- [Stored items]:
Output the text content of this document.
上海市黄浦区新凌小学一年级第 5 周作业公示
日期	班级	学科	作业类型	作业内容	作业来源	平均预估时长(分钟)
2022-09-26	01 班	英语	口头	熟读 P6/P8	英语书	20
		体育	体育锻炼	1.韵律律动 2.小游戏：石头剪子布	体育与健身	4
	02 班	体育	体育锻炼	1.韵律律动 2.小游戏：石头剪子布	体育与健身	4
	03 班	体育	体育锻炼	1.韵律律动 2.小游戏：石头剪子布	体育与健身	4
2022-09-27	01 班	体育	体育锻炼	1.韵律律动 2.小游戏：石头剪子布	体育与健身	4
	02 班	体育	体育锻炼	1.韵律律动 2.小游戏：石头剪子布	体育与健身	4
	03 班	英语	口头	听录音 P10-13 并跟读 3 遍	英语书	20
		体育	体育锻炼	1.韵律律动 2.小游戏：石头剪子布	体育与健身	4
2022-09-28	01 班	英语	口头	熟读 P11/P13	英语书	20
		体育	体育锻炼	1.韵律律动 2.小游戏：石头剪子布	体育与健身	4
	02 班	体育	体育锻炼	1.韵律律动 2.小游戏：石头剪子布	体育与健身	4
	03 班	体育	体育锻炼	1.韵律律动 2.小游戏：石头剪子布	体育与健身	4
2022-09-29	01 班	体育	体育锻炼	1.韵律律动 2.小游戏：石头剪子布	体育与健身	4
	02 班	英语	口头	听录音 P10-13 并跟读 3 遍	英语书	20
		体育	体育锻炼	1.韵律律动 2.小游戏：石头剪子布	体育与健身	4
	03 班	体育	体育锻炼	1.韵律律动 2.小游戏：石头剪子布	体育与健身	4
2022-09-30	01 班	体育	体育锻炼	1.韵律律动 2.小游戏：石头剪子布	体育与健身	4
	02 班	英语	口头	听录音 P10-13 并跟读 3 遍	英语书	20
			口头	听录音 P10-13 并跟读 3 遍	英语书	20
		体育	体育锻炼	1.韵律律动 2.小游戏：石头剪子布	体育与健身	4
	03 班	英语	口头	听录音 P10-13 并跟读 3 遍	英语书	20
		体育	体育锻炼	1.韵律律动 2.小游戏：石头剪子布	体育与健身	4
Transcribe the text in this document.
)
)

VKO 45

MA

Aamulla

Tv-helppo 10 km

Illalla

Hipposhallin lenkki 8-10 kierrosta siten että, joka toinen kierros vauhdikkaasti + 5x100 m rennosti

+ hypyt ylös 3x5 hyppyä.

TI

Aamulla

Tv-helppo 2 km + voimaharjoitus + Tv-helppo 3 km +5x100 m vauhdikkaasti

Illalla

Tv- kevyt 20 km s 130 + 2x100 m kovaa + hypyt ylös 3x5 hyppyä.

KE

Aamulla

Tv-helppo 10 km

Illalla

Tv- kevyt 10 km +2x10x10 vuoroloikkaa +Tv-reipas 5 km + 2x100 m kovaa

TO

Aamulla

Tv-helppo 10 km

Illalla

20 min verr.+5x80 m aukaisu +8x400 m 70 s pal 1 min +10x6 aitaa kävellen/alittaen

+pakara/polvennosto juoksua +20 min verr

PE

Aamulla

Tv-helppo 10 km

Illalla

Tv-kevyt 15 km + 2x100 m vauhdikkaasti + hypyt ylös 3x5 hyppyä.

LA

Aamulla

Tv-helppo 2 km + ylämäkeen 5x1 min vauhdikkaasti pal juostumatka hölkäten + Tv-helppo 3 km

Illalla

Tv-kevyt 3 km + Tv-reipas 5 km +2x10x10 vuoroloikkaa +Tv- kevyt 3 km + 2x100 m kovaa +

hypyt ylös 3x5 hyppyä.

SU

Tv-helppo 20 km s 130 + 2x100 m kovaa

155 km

- [Brief]: Word for word, write out all of the data above.

- [Final result]:
Output the text content of this document.
上海市黄浦区新凌小学一年级第 5 周作业公示
日期	班级	学科	作业类型	作业内容	作业来源	平均预估时长(分钟)
2022-09-26	01 班	英语	口头	熟读 P6/P8	英语书	20
		体育	体育锻炼	1.韵律律动 2.小游戏：石头剪子布	体育与健身	4
	02 班	体育	体育锻炼	1.韵律律动 2.小游戏：石头剪子布	体育与健身	4
	03 班	体育	体育锻炼	1.韵律律动 2.小游戏：石头剪子布	体育与健身	4
2022-09-27	01 班	体育	体育锻炼	1.韵律律动 2.小游戏：石头剪子布	体育与健身	4
	02 班	体育	体育锻炼	1.韵律律动 2.小游戏：石头剪子布	体育与健身	4
	03 班	英语	口头	听录音 P10-13 并跟读 3 遍	英语书	20
		体育	体育锻炼	1.韵律律动 2.小游戏：石头剪子布	体育与健身	4
2022-09-28	01 班	英语	口头	熟读 P11/P13	英语书	20
		体育	体育锻炼	1.韵律律动 2.小游戏：石头剪子布	体育与健身	4
	02 班	体育	体育锻炼	1.韵律律动 2.小游戏：石头剪子布	体育与健身	4
	03 班	体育	体育锻炼	1.韵律律动 2.小游戏：石头剪子布	体育与健身	4
2022-09-29	01 班	体育	体育锻炼	1.韵律律动 2.小游戏：石头剪子布	体育与健身	4
	02 班	英语	口头	听录音 P10-13 并跟读 3 遍	英语书	20
		体育	体育锻炼	1.韵律律动 2.小游戏：石头剪子布	体育与健身	4
	03 班	体育	体育锻炼	1.韵律律动 2.小游戏：石头剪子布	体育与健身	4
2022-09-30	01 班	体育	体育锻炼	1.韵律律动 2.小游戏：石头剪子布	体育与健身	4
	02 班	英语	口头	听录音 P10-13 并跟读 3 遍	英语书	20
			口头	听录音 P10-13 并跟读 3 遍	英语书	20
		体育	体育锻炼	1.韵律律动 2.小游戏：石头剪子布	体育与健身	4
	03 班	英语	口头	听录音 P10-13 并跟读 3 遍	英语书	20
		体育	体育锻炼	1.韵律律动 2.小游戏：石头剪子布	体育与健身	4
Transcribe the text in this document.
)
)

VKO 45

MA

Aamulla

Tv-helppo 10 km

Illalla

Hipposhallin lenkki 8-10 kierrosta siten että, joka toinen kierros vauhdikkaasti + 5x100 m rennosti

+ hypyt ylös 3x5 hyppyä.

TI

Aamulla

Tv-helppo 2 km + voimaharjoitus + Tv-helppo 3 km +5x100 m vauhdikkaasti

Illalla

Tv- kevyt 20 km s 130 + 2x100 m kovaa + hypyt ylös 3x5 hyppyä.

KE

Aamulla

Tv-helppo 10 km

Illalla

Tv- kevyt 10 km +2x10x10 vuoroloikkaa +Tv-reipas 5 km + 2x100 m kovaa

TO

Aamulla

Tv-helppo 10 km

Illalla

20 min verr.+5x80 m aukaisu +8x400 m 70 s pal 1 min +10x6 aitaa kävellen/alittaen

+pakara/polvennosto juoksua +20 min verr

PE

Aamulla

Tv-helppo 10 km

Illalla

Tv-kevyt 15 km + 2x100 m vauhdikkaasti + hypyt ylös 3x5 hyppyä.

LA

Aamulla

Tv-helppo 2 km + ylämäkeen 5x1 min vauhdikkaasti pal juostumatka hölkäten + Tv-helppo 3 km

Illalla

Tv-kevyt 3 km + Tv-reipas 5 km +2x10x10 vuoroloikkaa +Tv- kevyt 3 km + 2x100 m kovaa +

hypyt ylös 3x5 hyppyä.

SU

Tv-helppo 20 km s 130 + 2x100 m kovaa

155 km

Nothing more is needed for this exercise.